_What to work on_. Transcribe all of the material exactly. Any picture in it should be left out.

_Dataset extract_.
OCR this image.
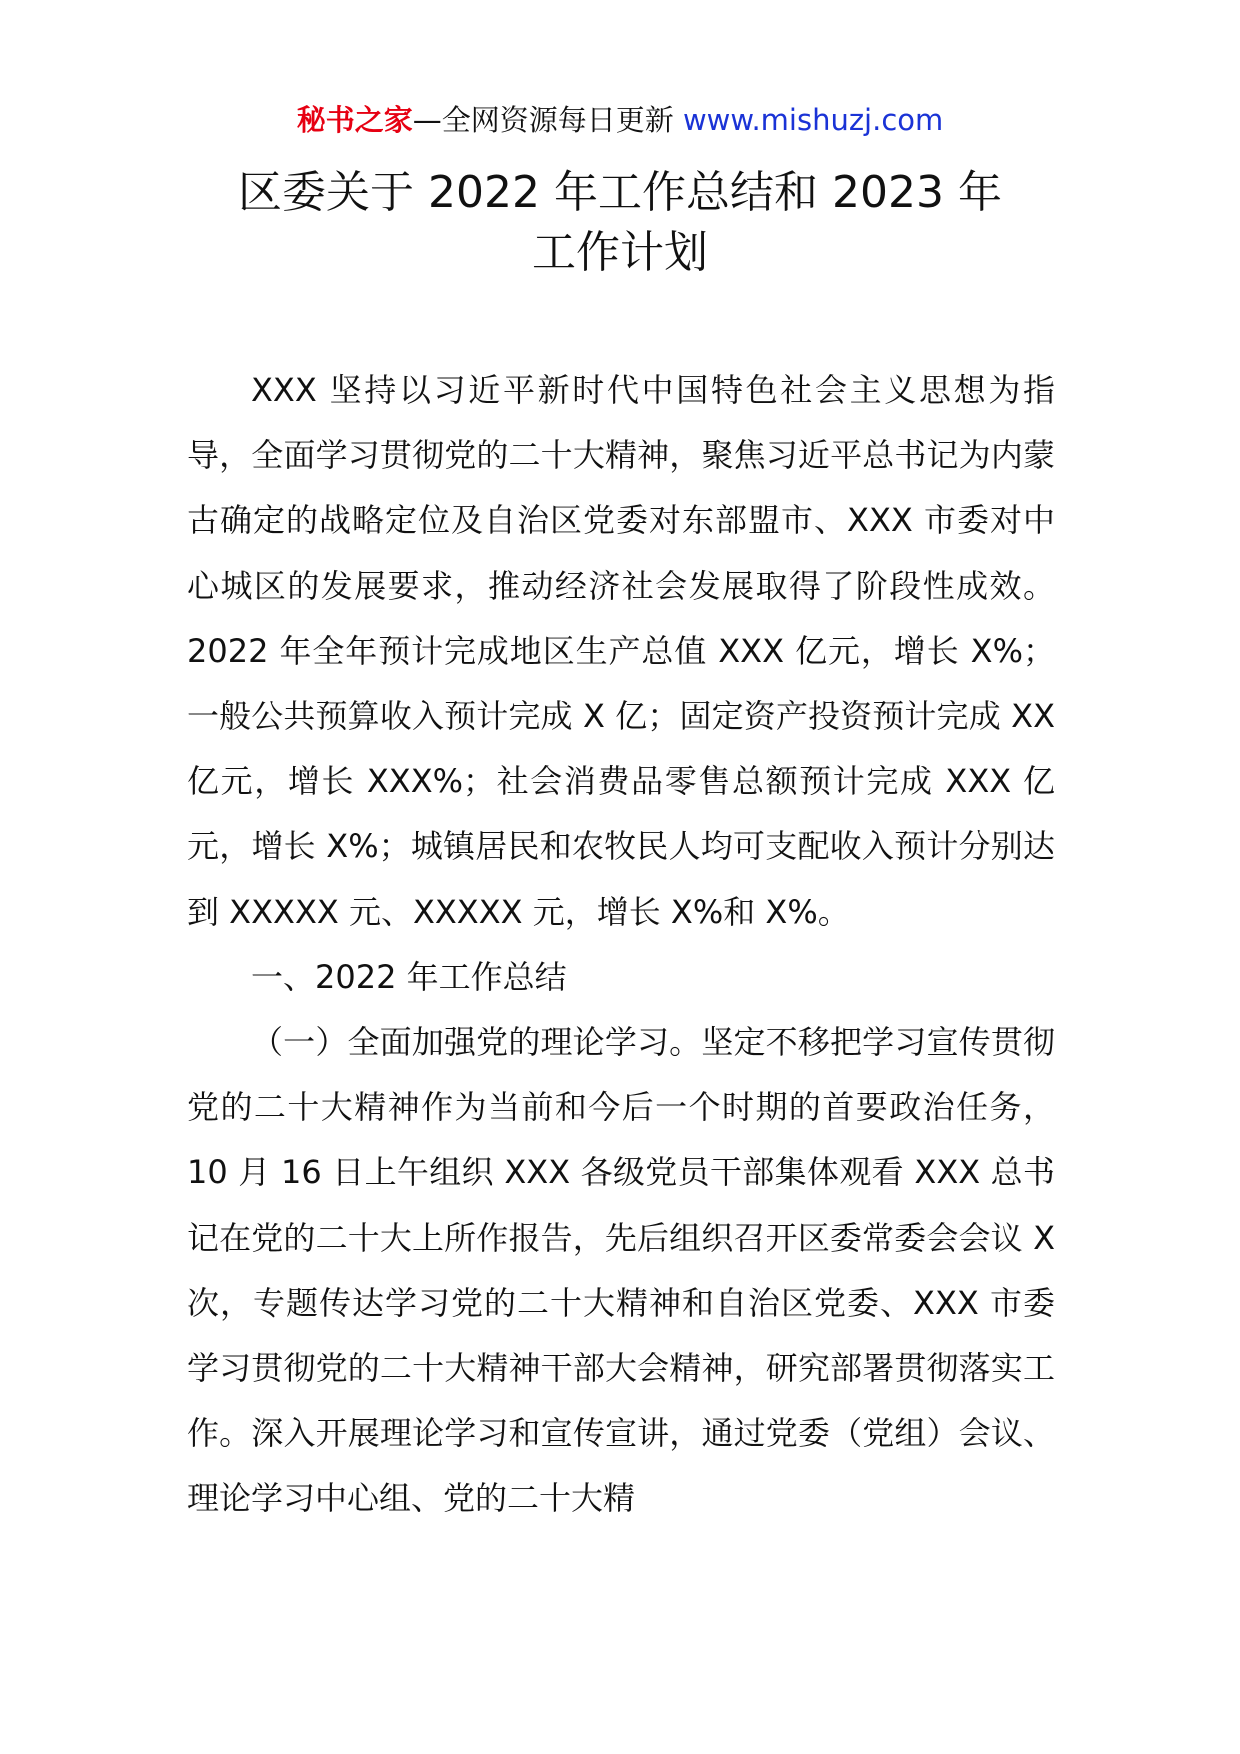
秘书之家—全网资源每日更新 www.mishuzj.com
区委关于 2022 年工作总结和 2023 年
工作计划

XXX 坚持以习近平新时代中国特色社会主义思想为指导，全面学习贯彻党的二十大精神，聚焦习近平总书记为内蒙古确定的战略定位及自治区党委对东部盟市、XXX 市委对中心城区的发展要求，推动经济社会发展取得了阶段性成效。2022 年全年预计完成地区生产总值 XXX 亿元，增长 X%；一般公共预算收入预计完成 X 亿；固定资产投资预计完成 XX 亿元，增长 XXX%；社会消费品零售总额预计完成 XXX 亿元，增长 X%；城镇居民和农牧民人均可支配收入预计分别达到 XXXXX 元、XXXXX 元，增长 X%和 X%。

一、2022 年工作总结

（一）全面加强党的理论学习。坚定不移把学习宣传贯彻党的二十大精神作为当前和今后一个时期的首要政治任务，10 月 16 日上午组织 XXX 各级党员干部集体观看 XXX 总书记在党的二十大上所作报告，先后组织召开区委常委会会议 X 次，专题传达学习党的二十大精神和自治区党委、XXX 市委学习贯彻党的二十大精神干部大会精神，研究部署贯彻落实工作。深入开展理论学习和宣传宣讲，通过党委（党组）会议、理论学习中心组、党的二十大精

_Expected answer_.
OCR this image.
秘书之家—全网资源每日更新 www.mishuzj.com
区委关于 2022 年工作总结和 2023 年
工作计划

XXX 坚持以习近平新时代中国特色社会主义思想为指导，全面学习贯彻党的二十大精神，聚焦习近平总书记为内蒙古确定的战略定位及自治区党委对东部盟市、XXX 市委对中心城区的发展要求，推动经济社会发展取得了阶段性成效。2022 年全年预计完成地区生产总值 XXX 亿元，增长 X%；一般公共预算收入预计完成 X 亿；固定资产投资预计完成 XX 亿元，增长 XXX%；社会消费品零售总额预计完成 XXX 亿元，增长 X%；城镇居民和农牧民人均可支配收入预计分别达到 XXXXX 元、XXXXX 元，增长 X%和 X%。

一、2022 年工作总结

（一）全面加强党的理论学习。坚定不移把学习宣传贯彻党的二十大精神作为当前和今后一个时期的首要政治任务，10 月 16 日上午组织 XXX 各级党员干部集体观看 XXX 总书记在党的二十大上所作报告，先后组织召开区委常委会会议 X 次，专题传达学习党的二十大精神和自治区党委、XXX 市委学习贯彻党的二十大精神干部大会精神，研究部署贯彻落实工作。深入开展理论学习和宣传宣讲，通过党委（党组）会议、理论学习中心组、党的二十大精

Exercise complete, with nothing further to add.